§ **AIM OF THE EXERCISE**: For each line below that contains the string "不符合题意", copy that line.

[Saved data entries]
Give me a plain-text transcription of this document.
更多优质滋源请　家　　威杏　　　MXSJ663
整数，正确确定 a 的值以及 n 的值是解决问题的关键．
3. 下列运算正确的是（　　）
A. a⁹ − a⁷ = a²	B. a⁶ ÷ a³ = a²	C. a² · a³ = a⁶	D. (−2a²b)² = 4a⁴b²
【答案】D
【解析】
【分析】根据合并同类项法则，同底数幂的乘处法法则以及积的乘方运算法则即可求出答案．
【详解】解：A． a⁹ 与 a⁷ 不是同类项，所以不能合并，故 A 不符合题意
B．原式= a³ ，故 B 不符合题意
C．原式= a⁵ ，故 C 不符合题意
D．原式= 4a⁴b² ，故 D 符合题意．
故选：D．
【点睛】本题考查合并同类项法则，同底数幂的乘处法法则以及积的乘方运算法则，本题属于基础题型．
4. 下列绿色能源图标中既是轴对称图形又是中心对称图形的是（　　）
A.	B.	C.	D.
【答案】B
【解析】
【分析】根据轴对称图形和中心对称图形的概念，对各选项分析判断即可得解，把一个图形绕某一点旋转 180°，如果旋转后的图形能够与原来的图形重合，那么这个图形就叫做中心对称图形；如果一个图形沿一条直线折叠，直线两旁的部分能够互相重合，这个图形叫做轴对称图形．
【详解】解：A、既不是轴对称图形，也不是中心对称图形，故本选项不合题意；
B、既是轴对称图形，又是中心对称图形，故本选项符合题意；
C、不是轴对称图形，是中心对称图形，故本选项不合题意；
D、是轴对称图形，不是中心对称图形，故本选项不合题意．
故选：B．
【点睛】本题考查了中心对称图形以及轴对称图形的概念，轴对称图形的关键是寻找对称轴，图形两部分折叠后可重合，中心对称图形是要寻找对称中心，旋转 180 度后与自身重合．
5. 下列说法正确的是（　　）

§ **EXERCISE RESPONSE**:
【详解】解：A． a⁹ 与 a⁷ 不是同类项，所以不能合并，故 A 不符合题意
B．原式= a³ ，故 B 不符合题意
C．原式= a⁵ ，故 C 不符合题意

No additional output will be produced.